## What is needed
Report every line from the material that contains the word "using".

Dataset excerpts:
-----

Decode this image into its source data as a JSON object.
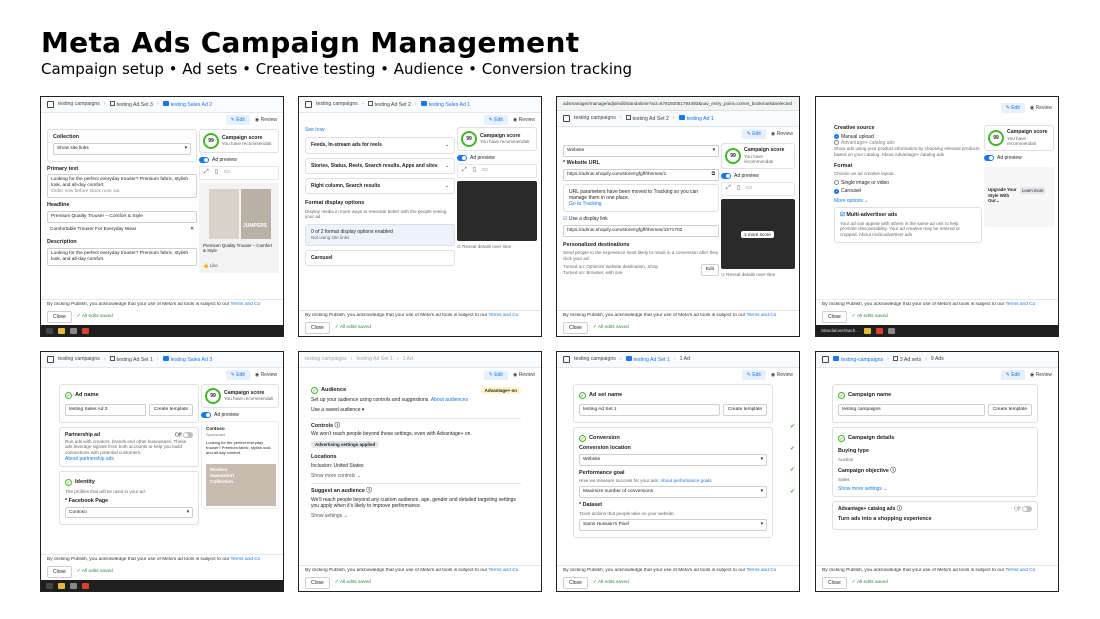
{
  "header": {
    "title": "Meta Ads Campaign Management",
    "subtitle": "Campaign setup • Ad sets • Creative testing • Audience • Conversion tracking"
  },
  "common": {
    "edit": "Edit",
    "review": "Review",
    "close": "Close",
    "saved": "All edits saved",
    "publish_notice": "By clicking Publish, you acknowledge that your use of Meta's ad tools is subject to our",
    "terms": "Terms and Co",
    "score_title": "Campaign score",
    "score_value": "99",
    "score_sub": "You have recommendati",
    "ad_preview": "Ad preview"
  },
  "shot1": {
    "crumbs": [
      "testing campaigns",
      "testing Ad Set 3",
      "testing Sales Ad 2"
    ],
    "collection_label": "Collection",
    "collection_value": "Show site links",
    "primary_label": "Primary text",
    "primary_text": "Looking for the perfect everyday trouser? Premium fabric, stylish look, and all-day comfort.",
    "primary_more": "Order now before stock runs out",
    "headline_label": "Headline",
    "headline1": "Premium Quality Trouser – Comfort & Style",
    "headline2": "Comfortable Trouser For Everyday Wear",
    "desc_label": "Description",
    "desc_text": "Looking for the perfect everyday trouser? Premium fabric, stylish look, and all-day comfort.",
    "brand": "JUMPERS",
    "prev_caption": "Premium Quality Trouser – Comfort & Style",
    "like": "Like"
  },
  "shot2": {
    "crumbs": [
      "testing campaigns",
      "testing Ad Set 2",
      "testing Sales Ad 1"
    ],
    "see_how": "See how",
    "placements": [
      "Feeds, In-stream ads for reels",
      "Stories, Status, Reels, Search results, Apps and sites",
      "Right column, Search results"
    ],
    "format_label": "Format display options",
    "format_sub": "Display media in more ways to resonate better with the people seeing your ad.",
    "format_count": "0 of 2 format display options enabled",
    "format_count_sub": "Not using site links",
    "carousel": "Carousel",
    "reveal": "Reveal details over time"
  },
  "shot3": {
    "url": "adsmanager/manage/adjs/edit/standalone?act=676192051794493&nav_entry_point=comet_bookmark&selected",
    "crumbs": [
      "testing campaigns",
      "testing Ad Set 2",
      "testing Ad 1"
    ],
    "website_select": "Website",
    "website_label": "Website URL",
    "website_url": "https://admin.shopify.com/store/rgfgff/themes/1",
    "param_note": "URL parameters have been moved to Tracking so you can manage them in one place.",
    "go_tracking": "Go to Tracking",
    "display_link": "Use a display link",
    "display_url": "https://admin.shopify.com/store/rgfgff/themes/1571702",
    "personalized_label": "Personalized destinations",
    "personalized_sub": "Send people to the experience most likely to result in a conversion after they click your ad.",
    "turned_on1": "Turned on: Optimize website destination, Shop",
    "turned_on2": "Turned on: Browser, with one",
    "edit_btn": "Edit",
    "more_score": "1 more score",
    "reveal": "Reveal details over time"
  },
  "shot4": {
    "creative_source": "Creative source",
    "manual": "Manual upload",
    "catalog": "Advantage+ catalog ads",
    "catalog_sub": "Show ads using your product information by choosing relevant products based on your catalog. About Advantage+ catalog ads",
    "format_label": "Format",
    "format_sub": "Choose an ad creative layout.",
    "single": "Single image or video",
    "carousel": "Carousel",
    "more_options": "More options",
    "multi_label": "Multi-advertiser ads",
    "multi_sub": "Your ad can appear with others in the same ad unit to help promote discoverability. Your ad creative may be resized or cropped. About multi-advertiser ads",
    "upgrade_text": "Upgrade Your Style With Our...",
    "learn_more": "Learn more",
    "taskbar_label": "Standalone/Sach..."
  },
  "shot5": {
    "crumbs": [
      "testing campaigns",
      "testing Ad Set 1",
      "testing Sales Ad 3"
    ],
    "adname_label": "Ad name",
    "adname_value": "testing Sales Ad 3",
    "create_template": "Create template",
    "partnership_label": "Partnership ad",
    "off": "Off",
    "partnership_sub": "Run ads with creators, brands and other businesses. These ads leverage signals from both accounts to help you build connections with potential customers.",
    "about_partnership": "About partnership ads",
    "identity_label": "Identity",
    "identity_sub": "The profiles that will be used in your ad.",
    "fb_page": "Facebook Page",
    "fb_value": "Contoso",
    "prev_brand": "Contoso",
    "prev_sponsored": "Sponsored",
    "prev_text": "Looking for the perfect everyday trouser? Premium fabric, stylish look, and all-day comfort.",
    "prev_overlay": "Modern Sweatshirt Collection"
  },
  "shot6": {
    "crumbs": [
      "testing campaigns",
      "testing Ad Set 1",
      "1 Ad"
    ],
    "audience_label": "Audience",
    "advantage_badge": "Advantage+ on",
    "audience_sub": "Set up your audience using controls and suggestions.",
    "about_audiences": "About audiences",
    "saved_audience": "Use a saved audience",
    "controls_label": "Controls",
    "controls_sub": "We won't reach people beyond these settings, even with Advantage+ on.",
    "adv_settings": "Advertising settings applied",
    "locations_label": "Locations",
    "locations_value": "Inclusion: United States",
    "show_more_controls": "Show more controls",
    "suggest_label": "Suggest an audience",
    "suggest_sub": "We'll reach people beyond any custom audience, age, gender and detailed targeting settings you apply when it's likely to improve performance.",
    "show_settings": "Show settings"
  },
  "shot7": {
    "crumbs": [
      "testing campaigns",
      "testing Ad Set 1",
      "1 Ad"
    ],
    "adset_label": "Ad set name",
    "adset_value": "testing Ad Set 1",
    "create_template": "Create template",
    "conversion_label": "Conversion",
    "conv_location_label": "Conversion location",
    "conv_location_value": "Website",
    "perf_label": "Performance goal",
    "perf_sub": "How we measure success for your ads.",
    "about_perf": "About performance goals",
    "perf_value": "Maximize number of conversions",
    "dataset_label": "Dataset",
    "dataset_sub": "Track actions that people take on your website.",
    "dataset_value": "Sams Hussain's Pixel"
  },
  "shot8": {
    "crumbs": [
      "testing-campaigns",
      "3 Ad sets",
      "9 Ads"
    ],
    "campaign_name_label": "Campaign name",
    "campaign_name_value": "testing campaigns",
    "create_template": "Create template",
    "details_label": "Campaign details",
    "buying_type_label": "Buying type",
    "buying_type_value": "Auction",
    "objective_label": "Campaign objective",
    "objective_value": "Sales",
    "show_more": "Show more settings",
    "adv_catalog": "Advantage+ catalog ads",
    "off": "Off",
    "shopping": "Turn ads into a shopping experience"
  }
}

-----

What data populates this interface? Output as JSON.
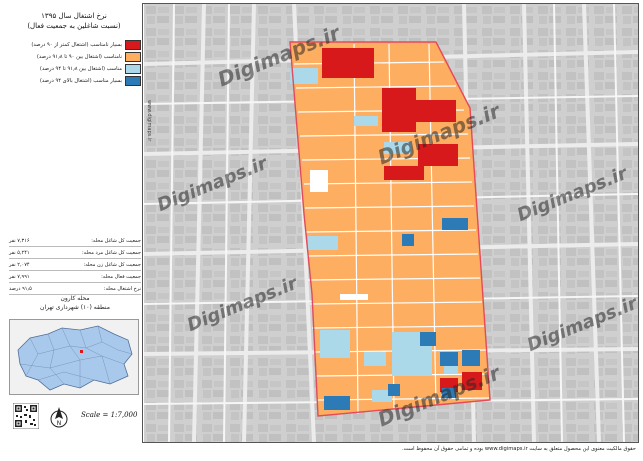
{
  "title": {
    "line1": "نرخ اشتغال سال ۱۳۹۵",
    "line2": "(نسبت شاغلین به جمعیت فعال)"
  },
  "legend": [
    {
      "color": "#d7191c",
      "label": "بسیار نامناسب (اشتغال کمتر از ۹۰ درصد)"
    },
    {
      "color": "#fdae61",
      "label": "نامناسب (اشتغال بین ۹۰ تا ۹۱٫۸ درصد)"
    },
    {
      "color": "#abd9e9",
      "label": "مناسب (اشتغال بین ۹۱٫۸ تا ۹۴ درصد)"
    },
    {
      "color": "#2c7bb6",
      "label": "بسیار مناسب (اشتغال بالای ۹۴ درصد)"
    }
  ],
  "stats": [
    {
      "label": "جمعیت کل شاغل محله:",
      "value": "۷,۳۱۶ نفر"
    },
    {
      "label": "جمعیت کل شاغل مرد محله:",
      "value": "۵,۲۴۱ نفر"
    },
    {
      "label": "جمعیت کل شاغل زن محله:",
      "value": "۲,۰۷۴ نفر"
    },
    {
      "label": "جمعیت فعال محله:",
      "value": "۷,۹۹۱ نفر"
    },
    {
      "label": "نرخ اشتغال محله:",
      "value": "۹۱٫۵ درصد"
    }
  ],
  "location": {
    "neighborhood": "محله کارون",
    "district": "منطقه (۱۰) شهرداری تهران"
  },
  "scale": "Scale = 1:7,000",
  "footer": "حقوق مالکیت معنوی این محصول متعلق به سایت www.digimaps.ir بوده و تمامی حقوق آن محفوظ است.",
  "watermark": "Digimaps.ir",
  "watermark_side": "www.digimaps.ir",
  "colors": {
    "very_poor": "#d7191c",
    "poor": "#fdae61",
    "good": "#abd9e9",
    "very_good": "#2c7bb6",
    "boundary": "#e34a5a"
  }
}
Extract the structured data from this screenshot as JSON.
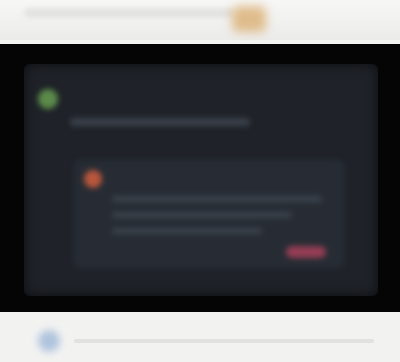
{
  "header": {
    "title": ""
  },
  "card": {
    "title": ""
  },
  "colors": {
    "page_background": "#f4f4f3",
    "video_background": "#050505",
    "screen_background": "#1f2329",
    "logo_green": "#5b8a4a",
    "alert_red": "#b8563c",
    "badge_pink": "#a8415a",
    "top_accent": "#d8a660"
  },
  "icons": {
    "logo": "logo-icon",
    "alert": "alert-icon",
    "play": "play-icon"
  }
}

-----

## Right answer
    "format_count_sub": "Not using site links",
    "catalog_sub": "Show ads using your product information by choosing relevant products based on your catalog. About Advantage+ catalog ads",
    "audience_sub": "Set up your audience using controls and suggestions.",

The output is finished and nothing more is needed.